(begin)

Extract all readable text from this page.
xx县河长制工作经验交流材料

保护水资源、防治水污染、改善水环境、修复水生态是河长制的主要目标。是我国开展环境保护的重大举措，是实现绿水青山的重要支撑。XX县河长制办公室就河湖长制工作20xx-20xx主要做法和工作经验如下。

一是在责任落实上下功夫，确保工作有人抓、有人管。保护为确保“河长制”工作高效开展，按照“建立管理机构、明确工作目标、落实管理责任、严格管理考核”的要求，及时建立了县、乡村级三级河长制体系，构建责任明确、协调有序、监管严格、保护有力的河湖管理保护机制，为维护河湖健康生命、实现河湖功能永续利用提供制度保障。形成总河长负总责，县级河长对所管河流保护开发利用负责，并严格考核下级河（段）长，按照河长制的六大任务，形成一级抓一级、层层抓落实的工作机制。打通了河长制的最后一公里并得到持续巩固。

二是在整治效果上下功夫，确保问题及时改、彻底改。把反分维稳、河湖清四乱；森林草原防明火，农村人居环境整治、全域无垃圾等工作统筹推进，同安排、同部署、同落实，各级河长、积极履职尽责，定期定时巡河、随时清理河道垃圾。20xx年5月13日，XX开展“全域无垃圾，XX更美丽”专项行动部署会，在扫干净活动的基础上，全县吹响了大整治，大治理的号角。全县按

(end)

- Set problem
Exactly as they are written, print the entries again.

- The reply
Extract all readable text from this page.
xx县河长制工作经验交流材料

保护水资源、防治水污染、改善水环境、修复水生态是河长制的主要目标。是我国开展环境保护的重大举措，是实现绿水青山的重要支撑。XX县河长制办公室就河湖长制工作20xx-20xx主要做法和工作经验如下。

一是在责任落实上下功夫，确保工作有人抓、有人管。保护为确保“河长制”工作高效开展，按照“建立管理机构、明确工作目标、落实管理责任、严格管理考核”的要求，及时建立了县、乡村级三级河长制体系，构建责任明确、协调有序、监管严格、保护有力的河湖管理保护机制，为维护河湖健康生命、实现河湖功能永续利用提供制度保障。形成总河长负总责，县级河长对所管河流保护开发利用负责，并严格考核下级河（段）长，按照河长制的六大任务，形成一级抓一级、层层抓落实的工作机制。打通了河长制的最后一公里并得到持续巩固。

二是在整治效果上下功夫，确保问题及时改、彻底改。把反分维稳、河湖清四乱；森林草原防明火，农村人居环境整治、全域无垃圾等工作统筹推进，同安排、同部署、同落实，各级河长、积极履职尽责，定期定时巡河、随时清理河道垃圾。20xx年5月13日，XX开展“全域无垃圾，XX更美丽”专项行动部署会，在扫干净活动的基础上，全县吹响了大整治，大治理的号角。全县按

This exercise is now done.